++++ GIVEN PASSAGE ++++
Sam Wilson is now Captain America
REVIEW: MARVEL’S ALL-NEW CAPTAIN AMERICA #1
BY ERIC DIAZ ON NOVEMBER 14, 2014
So you might have heard, even if you don’t read comics, that Marvel has replaced Aryan poster boy (slash All-American hero) Steve Rogers as Captain America with African American hero Sam Wilson, formerly known as the Falcon, for the launch of All-New Captain America, the first issue which hit this week. Aside from his long time status as Cap’s sidekick (he even co-headlined Cap’s title for a long period during the 1970s; for some of us growing up during that period, “Captain America and the Falcon” was as ubiquitous as “Batman and Robin.”) Sam Wilson already has legendary status as comics’ first African American superhero. The Black Panther came earlier, but he is African in origin. Sam Wilson, however, was the first black man from America to be a superhero, so seeing him rise to rank of Captain America is no small thing.
What Marvel has done with All-New Captain America is both super smart and super ballsy. It’s smart because after the immense success at the box office of Captain America: the Winter Soldier in move theaters this year, it’s the perfect time to launch an a new Cap series to gain new readers. So what’s the ballsy part? Launching it with his former sidekick holding the title of Captain America instead of Steve Rogers, whom audiences the world over now associate with Cap. This is a complete departure from what fans — both the casual fans who came to Cap with the movies and long time fans of the comic — would expect on the heels of such a massive movie. I have nothing but praise for Marvel for thinking outside the box on this one.
Despite the change in leads, there are a lot of ways that All-New Captain America is very friendly to fans who might have come into the entire Captain America lore through the Marvel movies, regardless of the change in the man behind the mask; just in this first issue alone, you have baddies Hydra and Batroc the Leaper, both of whom figured very prominently in The Winter Soldier. And of course the Falcon, as played by Anthony Mackie, stole every scene he was in during that movie, and this is now Falcon’s book. I’d feel comfortable giving this issue to any fan who only knew Cap from the first two films without worrying that they couldn’t follow it.
If you haven’t read the previous run of Captain America from writer Rick Remender (who returns as writer for this version) he catches you up pretty quickly with the new status quo. After an adventure in Dimension Z, Steve Rogers has all of his super soldier serum drained from him, making him just another ordinary old man, who probably watches a lot Antiques Road Show and eats at Hometown Buffet. He bequeaths his name and shield to his longtime partner Sam Wilson, and that’s where we find ourselves as the first issue opens. Steve still figures into the title in a big way; although he’s a retired old guy spending his days fishing with his lady, he’s still communicating via comlink with Sam in battle and giving him directions, making for a situation very similar to the “old man Bruce” and Terry McGinnis relationship from the animated Batman Beyond series.
++++ RECORDS ++++
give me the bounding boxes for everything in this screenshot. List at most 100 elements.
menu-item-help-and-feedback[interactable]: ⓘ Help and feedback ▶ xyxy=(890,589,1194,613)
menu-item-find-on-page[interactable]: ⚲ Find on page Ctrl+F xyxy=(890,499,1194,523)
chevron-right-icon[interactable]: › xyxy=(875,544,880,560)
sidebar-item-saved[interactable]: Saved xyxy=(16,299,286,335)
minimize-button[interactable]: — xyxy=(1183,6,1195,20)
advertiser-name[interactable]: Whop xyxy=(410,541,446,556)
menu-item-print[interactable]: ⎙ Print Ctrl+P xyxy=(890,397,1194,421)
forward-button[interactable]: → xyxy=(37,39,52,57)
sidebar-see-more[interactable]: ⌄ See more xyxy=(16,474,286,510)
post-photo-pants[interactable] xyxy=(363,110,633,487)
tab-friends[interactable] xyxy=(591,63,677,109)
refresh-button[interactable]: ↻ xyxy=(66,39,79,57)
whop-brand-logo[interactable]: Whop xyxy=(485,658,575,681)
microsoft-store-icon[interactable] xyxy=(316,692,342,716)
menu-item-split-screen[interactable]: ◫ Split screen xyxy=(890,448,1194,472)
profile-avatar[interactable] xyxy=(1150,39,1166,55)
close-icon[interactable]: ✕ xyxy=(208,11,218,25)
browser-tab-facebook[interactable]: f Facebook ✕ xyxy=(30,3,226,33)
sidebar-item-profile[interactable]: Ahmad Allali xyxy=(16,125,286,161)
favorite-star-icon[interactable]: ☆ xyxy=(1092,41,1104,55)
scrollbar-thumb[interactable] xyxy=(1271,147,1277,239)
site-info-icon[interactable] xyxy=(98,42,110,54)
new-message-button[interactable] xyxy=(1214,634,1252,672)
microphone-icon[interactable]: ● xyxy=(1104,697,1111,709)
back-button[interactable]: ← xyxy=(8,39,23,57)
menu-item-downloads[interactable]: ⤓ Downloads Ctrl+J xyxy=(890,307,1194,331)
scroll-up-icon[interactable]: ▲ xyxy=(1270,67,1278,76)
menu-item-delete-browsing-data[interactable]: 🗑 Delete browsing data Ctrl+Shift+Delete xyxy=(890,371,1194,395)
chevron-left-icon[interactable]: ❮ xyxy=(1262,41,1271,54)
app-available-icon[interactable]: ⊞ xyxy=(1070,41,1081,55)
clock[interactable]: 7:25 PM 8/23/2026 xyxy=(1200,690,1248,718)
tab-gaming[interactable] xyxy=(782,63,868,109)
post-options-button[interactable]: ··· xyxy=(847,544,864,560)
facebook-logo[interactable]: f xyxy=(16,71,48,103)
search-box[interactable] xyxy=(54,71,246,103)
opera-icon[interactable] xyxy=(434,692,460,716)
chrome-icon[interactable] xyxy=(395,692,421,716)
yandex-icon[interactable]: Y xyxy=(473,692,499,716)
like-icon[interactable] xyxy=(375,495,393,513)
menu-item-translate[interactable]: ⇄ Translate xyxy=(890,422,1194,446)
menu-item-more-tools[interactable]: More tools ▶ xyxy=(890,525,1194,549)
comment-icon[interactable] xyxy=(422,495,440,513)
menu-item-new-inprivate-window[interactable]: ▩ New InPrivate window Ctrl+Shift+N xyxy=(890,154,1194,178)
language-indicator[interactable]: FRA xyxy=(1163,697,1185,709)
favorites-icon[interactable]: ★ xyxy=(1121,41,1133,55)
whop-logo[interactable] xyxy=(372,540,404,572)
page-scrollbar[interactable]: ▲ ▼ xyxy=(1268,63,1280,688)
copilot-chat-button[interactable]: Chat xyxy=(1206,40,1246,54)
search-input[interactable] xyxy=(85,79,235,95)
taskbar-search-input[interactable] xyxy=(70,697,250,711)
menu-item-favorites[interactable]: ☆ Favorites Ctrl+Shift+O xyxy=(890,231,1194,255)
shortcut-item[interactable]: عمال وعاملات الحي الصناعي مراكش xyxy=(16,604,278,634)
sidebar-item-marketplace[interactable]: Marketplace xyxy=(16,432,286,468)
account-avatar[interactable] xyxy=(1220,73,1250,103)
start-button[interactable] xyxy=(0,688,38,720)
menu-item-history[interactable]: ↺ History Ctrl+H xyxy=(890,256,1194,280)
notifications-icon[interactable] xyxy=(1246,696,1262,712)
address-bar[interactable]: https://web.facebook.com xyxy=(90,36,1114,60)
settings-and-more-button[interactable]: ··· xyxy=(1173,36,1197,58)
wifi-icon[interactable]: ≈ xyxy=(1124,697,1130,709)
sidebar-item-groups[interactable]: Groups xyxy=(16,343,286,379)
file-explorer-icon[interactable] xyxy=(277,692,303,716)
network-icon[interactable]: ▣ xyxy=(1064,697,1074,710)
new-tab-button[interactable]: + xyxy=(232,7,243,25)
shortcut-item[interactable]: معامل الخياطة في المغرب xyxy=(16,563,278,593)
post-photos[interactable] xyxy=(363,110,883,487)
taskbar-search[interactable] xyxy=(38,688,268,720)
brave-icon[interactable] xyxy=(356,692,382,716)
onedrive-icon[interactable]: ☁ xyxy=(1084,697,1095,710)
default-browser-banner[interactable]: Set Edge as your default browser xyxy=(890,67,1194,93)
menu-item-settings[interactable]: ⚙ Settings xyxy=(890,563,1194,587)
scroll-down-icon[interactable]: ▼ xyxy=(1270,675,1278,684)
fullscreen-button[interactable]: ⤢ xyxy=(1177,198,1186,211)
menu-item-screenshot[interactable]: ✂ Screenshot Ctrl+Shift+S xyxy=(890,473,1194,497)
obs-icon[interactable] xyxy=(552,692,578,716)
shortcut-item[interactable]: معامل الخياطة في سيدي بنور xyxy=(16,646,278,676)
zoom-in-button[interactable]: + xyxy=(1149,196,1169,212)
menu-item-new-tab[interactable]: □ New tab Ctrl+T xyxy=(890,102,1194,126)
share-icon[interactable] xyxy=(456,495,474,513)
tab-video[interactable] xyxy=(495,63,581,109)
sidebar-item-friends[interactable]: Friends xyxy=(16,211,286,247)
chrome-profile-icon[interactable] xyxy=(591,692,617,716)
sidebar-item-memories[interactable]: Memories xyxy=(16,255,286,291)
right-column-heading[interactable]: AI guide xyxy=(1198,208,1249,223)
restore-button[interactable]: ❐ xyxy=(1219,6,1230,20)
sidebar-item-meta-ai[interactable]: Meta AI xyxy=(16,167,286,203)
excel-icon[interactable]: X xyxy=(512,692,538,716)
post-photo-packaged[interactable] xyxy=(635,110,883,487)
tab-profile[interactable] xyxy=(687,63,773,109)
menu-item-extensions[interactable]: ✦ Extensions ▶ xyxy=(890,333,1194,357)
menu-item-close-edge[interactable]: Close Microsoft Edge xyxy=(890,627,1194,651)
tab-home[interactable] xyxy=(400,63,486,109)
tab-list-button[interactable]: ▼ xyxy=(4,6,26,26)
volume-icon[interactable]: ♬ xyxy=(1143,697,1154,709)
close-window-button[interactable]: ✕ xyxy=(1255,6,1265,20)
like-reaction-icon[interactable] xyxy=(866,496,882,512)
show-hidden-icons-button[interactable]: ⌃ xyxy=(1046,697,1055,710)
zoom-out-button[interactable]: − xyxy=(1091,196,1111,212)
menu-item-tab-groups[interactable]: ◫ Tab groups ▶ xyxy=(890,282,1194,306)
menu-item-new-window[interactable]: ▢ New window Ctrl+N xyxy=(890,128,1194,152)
++++
**EXERCISE**
Continue the review of All-New Captain America #1 from the point where it stops.

**ANSWER TO THIS EXERCISE**
The vast majority of the issue is action, action, and more action, with Cap taking on a Hydra and Batroc, beautifully rendered by artist Stuart Immonen. Immonen has been sort of an unsung hero in comics for several years now. Despite truly amazing runs on titles like All-New X-Men, Ultimate Spider-Man and Fear Itself, he’s never become the fan darling that he should have become. Hopefully that changes with this series, because it’s easily some of his most stunning pencils to date. Not to mention, this issue has some of the best action beats I’ve seen from Immonen ever, He knows how to give Sam a real sense of aerodynamic motion, which is harder to do than you might think; let’s face it, a lot of time people flying in comics really just looks like people posing for glamour shots, just up in the air.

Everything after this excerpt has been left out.